Direction:
Copy each line below in which the string "JSON" occurs.

Data extracted from a collection:

+--

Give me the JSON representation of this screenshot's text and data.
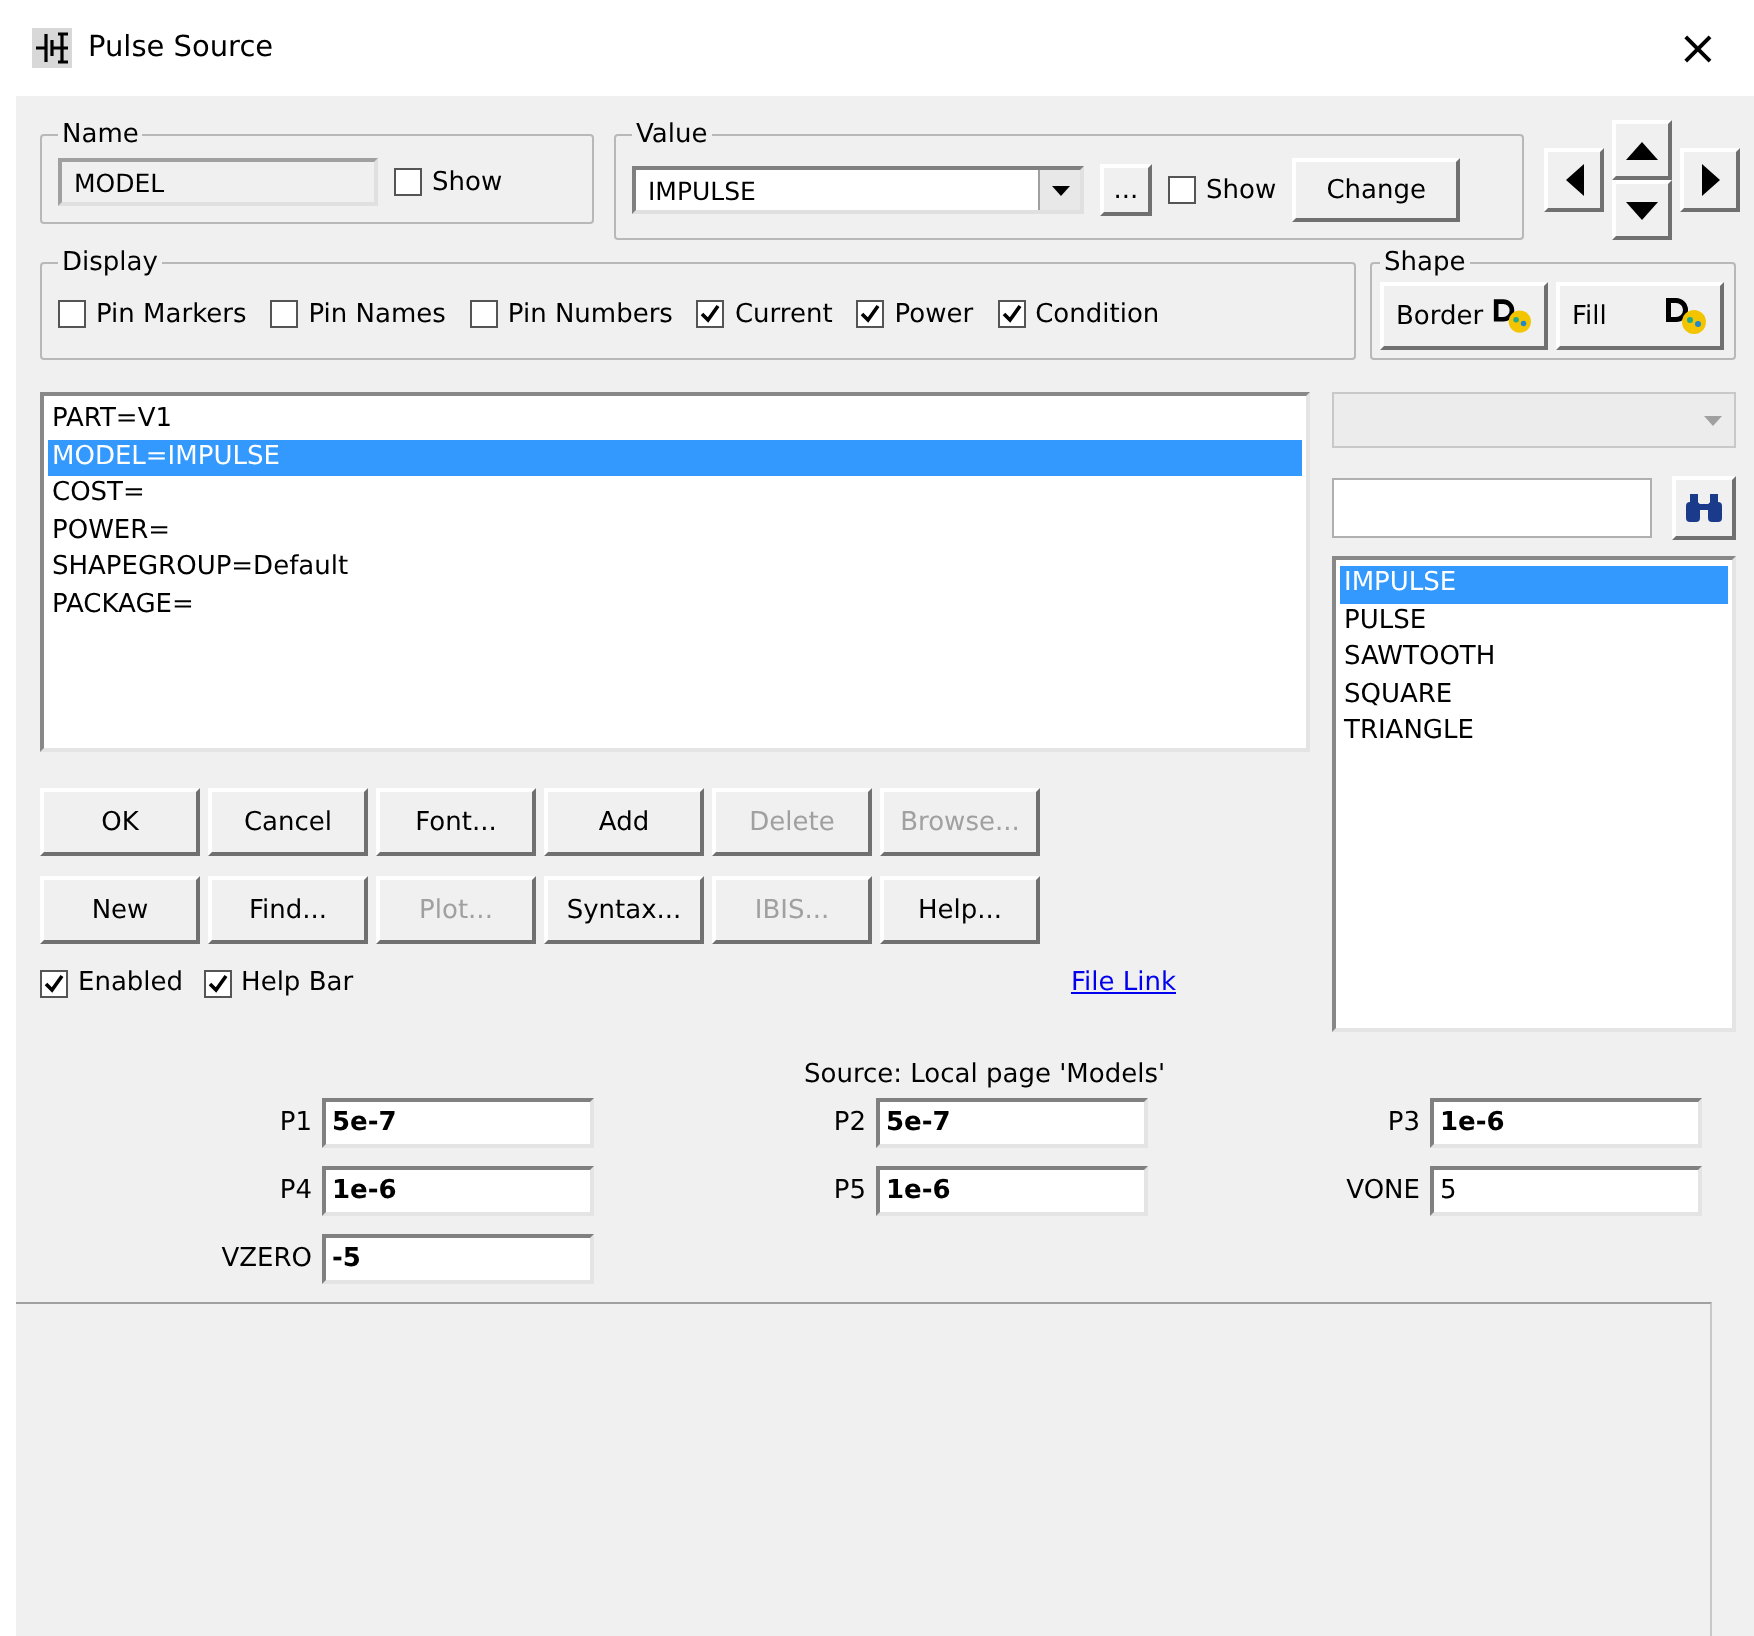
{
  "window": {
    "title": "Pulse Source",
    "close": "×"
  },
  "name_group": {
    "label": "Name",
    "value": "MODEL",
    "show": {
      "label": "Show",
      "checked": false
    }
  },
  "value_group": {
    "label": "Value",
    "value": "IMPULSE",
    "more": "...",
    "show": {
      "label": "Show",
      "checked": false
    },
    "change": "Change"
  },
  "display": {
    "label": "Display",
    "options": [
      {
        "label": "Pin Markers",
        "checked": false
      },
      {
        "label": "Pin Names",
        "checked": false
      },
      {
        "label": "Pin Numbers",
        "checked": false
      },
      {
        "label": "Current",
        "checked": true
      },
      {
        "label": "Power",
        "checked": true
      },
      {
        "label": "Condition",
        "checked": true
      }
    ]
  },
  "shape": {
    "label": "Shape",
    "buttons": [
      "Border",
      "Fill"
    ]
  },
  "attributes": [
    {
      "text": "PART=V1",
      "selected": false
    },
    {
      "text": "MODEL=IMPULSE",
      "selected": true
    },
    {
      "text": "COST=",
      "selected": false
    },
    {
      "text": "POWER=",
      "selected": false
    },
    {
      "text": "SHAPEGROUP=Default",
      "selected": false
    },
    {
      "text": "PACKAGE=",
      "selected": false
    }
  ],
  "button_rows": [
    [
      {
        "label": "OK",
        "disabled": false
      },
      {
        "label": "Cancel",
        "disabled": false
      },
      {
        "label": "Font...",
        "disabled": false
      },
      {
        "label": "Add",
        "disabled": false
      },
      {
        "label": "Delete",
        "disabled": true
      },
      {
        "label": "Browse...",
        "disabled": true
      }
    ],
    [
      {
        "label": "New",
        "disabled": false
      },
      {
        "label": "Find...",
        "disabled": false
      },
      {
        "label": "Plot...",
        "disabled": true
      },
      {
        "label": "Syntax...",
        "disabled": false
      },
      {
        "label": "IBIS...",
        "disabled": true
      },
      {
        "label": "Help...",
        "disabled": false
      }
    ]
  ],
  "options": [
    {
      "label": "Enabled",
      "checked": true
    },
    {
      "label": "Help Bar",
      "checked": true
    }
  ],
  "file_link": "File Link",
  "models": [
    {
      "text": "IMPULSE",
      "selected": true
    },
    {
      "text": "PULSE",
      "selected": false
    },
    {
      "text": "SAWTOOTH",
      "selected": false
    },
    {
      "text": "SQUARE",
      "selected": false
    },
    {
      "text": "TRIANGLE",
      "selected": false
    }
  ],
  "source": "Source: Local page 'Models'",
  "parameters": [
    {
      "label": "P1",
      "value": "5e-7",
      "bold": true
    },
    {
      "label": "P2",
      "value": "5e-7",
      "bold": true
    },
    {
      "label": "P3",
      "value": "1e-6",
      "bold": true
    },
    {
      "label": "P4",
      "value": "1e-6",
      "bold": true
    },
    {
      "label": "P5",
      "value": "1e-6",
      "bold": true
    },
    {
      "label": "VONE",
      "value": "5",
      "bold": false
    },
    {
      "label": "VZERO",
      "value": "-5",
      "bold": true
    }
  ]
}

+--

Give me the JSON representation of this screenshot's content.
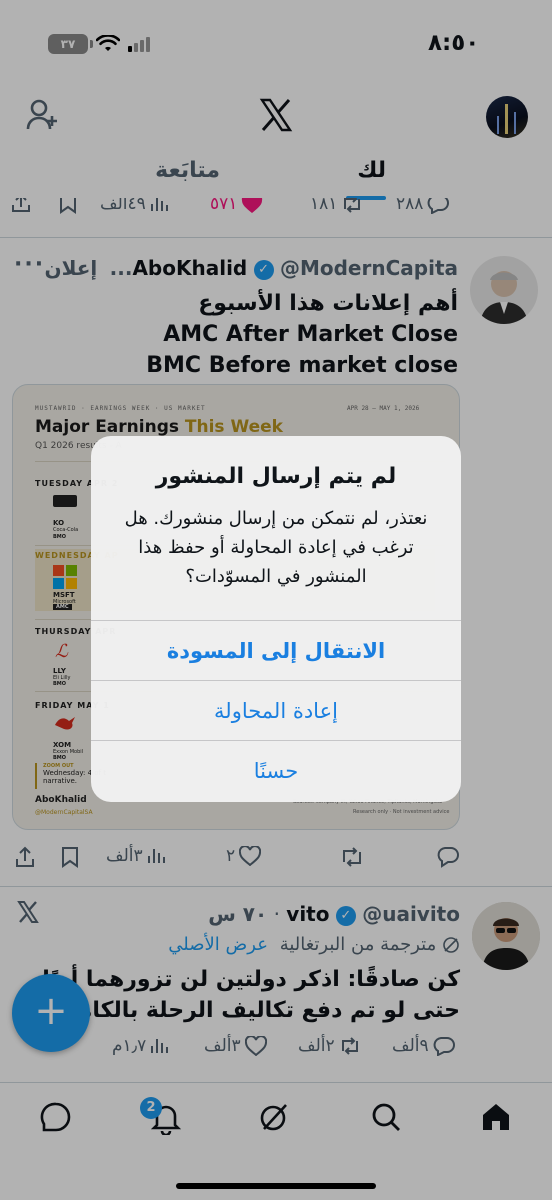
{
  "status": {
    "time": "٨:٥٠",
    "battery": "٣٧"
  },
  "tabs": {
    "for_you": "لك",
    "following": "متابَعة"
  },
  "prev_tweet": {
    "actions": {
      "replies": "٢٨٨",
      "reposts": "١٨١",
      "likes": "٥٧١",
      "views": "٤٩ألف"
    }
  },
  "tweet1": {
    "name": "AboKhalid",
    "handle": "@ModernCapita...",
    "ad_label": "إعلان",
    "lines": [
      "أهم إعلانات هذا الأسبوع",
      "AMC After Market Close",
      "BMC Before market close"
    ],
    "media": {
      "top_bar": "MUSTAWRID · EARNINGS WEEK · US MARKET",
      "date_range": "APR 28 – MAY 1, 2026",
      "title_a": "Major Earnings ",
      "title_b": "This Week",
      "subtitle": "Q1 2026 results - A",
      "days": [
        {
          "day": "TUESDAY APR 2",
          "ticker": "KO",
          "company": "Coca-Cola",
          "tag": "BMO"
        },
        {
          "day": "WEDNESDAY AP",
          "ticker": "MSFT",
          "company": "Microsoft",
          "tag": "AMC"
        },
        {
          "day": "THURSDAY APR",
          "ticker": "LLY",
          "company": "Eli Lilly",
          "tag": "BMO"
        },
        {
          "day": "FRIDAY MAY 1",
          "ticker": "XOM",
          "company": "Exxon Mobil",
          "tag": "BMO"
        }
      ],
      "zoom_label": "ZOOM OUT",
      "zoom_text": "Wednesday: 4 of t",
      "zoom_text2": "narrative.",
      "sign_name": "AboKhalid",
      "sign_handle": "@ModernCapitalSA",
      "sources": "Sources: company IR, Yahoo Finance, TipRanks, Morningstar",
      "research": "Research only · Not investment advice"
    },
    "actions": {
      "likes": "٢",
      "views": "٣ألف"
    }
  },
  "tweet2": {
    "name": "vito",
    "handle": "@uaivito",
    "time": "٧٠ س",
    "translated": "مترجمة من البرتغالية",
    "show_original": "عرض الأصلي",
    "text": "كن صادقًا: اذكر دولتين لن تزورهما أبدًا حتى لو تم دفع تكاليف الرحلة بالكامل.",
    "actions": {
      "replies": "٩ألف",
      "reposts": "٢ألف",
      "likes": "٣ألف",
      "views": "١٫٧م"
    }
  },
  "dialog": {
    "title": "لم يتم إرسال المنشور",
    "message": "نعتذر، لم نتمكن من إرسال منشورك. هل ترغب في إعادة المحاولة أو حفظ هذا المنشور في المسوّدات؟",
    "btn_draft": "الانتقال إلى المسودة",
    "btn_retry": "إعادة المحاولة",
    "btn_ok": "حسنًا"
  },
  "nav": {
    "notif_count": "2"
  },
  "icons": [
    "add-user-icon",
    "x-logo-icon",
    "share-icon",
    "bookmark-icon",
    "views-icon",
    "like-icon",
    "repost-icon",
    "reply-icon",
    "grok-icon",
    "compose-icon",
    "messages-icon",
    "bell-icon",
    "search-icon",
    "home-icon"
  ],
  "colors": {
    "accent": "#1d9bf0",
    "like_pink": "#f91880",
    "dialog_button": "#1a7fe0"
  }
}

+--

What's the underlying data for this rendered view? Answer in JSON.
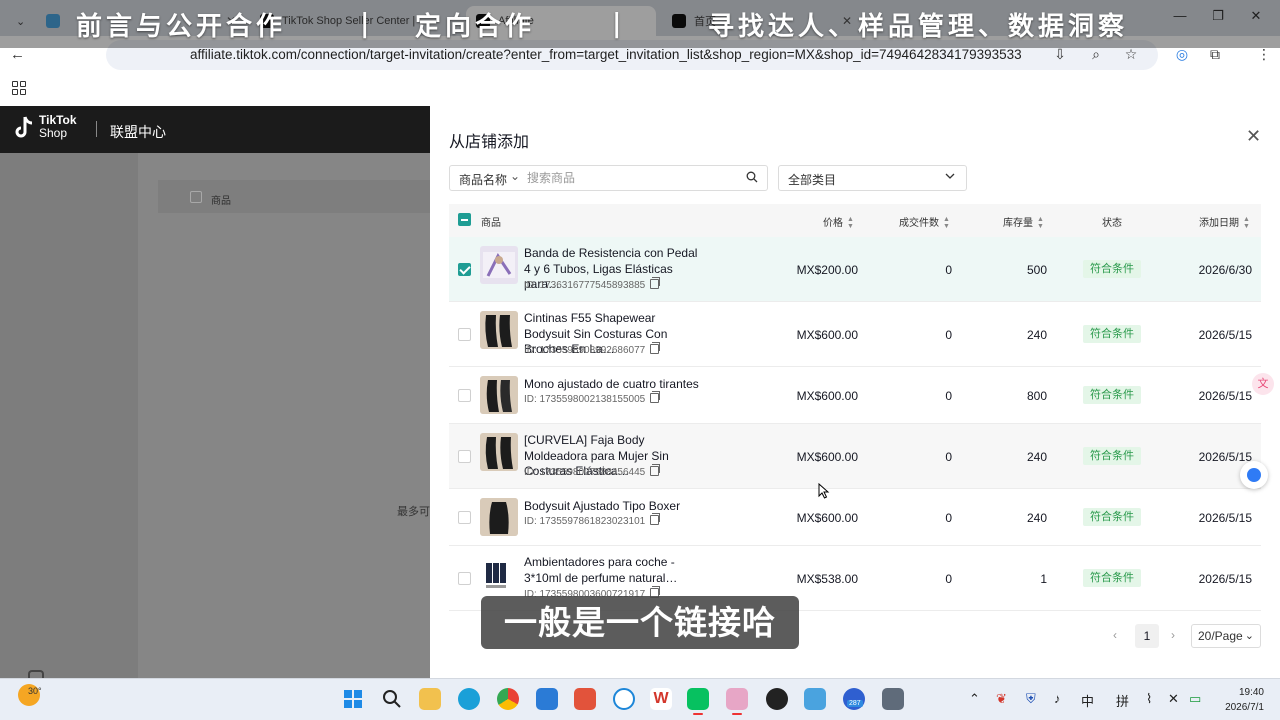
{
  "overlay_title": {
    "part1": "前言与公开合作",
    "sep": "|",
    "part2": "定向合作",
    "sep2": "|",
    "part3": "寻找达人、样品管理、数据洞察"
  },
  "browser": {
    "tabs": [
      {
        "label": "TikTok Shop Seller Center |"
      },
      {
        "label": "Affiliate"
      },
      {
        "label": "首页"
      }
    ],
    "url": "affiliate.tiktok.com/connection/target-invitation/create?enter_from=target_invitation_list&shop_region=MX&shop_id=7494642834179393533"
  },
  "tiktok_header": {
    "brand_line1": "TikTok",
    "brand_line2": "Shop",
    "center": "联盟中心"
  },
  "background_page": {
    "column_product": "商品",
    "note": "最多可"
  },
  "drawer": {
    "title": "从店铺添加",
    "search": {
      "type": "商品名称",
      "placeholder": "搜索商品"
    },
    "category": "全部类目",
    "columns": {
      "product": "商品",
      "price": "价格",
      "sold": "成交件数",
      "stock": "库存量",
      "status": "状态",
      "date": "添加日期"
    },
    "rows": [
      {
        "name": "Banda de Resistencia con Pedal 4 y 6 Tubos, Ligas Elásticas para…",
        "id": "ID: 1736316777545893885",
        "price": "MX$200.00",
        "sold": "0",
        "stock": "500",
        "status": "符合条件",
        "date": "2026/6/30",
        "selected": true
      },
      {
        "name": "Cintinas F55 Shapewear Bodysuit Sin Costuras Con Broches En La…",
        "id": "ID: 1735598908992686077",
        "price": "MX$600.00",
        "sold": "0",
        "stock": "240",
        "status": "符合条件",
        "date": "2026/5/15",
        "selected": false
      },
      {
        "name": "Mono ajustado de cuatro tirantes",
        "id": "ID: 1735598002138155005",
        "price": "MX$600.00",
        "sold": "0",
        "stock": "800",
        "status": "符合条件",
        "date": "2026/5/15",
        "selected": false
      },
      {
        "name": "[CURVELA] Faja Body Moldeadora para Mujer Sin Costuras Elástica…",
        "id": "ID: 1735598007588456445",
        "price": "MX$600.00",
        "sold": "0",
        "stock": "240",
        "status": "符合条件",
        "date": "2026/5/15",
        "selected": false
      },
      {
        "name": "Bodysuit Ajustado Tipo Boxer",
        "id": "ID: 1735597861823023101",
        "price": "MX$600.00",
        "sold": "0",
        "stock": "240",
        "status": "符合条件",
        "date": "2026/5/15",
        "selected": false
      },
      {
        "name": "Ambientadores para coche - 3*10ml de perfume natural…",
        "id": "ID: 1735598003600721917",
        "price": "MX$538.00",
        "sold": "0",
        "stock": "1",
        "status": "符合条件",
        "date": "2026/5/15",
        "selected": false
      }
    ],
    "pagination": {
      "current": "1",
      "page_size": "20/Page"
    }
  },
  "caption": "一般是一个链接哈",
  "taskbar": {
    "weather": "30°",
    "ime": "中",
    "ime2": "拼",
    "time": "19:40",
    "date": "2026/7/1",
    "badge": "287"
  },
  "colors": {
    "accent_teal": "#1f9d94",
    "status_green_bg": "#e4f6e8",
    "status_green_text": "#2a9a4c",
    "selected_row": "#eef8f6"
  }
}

+--

Answer to the exercise:
Give me the JSON representation of this screenshot's text and data.
Give me the JSON representation of this screenshot's content.
What's the underlying data for this rendered view? Answer in JSON.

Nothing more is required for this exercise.